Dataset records
★ ★ ★

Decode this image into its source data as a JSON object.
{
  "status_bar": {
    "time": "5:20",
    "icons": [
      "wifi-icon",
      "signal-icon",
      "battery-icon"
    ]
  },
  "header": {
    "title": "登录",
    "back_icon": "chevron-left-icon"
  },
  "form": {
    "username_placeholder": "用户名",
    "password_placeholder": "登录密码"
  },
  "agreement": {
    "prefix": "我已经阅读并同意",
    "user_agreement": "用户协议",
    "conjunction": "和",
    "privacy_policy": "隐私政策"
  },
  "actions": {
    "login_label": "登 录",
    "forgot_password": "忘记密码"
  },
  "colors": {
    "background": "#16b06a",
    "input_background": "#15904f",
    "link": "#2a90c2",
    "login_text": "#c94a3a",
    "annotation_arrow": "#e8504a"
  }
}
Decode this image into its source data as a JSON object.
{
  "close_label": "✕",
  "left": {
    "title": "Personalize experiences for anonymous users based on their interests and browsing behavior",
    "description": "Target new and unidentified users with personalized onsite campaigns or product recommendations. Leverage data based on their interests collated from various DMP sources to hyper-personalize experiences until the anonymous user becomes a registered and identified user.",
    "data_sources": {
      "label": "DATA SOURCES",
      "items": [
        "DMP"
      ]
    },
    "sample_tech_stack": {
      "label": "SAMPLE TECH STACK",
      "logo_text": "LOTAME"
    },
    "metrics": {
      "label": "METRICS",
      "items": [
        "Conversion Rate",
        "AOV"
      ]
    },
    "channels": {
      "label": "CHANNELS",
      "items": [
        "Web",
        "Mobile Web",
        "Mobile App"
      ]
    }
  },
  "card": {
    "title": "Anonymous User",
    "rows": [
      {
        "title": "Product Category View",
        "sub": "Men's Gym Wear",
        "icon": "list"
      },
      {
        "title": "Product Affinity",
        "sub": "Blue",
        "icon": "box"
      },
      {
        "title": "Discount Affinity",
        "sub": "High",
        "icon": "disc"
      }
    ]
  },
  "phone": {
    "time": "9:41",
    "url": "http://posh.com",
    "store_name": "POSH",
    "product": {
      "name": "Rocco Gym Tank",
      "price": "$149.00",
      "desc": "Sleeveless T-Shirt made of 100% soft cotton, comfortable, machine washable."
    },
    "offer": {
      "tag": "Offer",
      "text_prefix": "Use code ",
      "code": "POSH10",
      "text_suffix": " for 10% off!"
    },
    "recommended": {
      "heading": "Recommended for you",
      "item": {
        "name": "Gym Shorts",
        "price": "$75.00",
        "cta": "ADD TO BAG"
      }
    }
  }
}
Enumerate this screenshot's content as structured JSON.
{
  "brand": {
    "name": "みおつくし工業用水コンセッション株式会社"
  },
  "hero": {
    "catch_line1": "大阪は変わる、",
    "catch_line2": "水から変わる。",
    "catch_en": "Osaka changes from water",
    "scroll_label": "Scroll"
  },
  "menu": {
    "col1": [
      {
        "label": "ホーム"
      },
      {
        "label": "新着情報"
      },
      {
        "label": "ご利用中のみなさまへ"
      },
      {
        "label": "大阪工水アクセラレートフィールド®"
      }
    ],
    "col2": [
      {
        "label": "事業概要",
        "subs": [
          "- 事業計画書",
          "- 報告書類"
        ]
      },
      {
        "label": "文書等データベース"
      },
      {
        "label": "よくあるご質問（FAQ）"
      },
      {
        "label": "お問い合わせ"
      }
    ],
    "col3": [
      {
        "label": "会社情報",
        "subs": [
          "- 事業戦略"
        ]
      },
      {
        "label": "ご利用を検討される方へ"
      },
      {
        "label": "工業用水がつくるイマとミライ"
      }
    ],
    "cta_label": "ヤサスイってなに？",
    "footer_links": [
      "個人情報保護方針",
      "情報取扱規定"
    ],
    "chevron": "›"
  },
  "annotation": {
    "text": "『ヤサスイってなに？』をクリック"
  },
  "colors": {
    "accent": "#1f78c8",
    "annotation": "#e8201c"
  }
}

★ ★ ★

• _DIRECTION_: Go through the listing and print each line exactly as it appears.

• _EXERCISE RESULT_:
Decode this image into its source data as a JSON object.
{
  "status_bar": {
    "time": "5:20",
    "icons": [
      "wifi-icon",
      "signal-icon",
      "battery-icon"
    ]
  },
  "header": {
    "title": "登录",
    "back_icon": "chevron-left-icon"
  },
  "form": {
    "username_placeholder": "用户名",
    "password_placeholder": "登录密码"
  },
  "agreement": {
    "prefix": "我已经阅读并同意",
    "user_agreement": "用户协议",
    "conjunction": "和",
    "privacy_policy": "隐私政策"
  },
  "actions": {
    "login_label": "登 录",
    "forgot_password": "忘记密码"
  },
  "colors": {
    "background": "#16b06a",
    "input_background": "#15904f",
    "link": "#2a90c2",
    "login_text": "#c94a3a",
    "annotation_arrow": "#e8504a"
  }
}
Decode this image into its source data as a JSON object.
{
  "close_label": "✕",
  "left": {
    "title": "Personalize experiences for anonymous users based on their interests and browsing behavior",
    "description": "Target new and unidentified users with personalized onsite campaigns or product recommendations. Leverage data based on their interests collated from various DMP sources to hyper-personalize experiences until the anonymous user becomes a registered and identified user.",
    "data_sources": {
      "label": "DATA SOURCES",
      "items": [
        "DMP"
      ]
    },
    "sample_tech_stack": {
      "label": "SAMPLE TECH STACK",
      "logo_text": "LOTAME"
    },
    "metrics": {
      "label": "METRICS",
      "items": [
        "Conversion Rate",
        "AOV"
      ]
    },
    "channels": {
      "label": "CHANNELS",
      "items": [
        "Web",
        "Mobile Web",
        "Mobile App"
      ]
    }
  },
  "card": {
    "title": "Anonymous User",
    "rows": [
      {
        "title": "Product Category View",
        "sub": "Men's Gym Wear",
        "icon": "list"
      },
      {
        "title": "Product Affinity",
        "sub": "Blue",
        "icon": "box"
      },
      {
        "title": "Discount Affinity",
        "sub": "High",
        "icon": "disc"
      }
    ]
  },
  "phone": {
    "time": "9:41",
    "url": "http://posh.com",
    "store_name": "POSH",
    "product": {
      "name": "Rocco Gym Tank",
      "price": "$149.00",
      "desc": "Sleeveless T-Shirt made of 100% soft cotton, comfortable, machine washable."
    },
    "offer": {
      "tag": "Offer",
      "text_prefix": "Use code ",
      "code": "POSH10",
      "text_suffix": " for 10% off!"
    },
    "recommended": {
      "heading": "Recommended for you",
      "item": {
        "name": "Gym Shorts",
        "price": "$75.00",
        "cta": "ADD TO BAG"
      }
    }
  }
}
Enumerate this screenshot's content as structured JSON.
{
  "brand": {
    "name": "みおつくし工業用水コンセッション株式会社"
  },
  "hero": {
    "catch_line1": "大阪は変わる、",
    "catch_line2": "水から変わる。",
    "catch_en": "Osaka changes from water",
    "scroll_label": "Scroll"
  },
  "menu": {
    "col1": [
      {
        "label": "ホーム"
      },
      {
        "label": "新着情報"
      },
      {
        "label": "ご利用中のみなさまへ"
      },
      {
        "label": "大阪工水アクセラレートフィールド®"
      }
    ],
    "col2": [
      {
        "label": "事業概要",
        "subs": [
          "- 事業計画書",
          "- 報告書類"
        ]
      },
      {
        "label": "文書等データベース"
      },
      {
        "label": "よくあるご質問（FAQ）"
      },
      {
        "label": "お問い合わせ"
      }
    ],
    "col3": [
      {
        "label": "会社情報",
        "subs": [
          "- 事業戦略"
        ]
      },
      {
        "label": "ご利用を検討される方へ"
      },
      {
        "label": "工業用水がつくるイマとミライ"
      }
    ],
    "cta_label": "ヤサスイってなに？",
    "footer_links": [
      "個人情報保護方針",
      "情報取扱規定"
    ],
    "chevron": "›"
  },
  "annotation": {
    "text": "『ヤサスイってなに？』をクリック"
  },
  "colors": {
    "accent": "#1f78c8",
    "annotation": "#e8201c"
  }
}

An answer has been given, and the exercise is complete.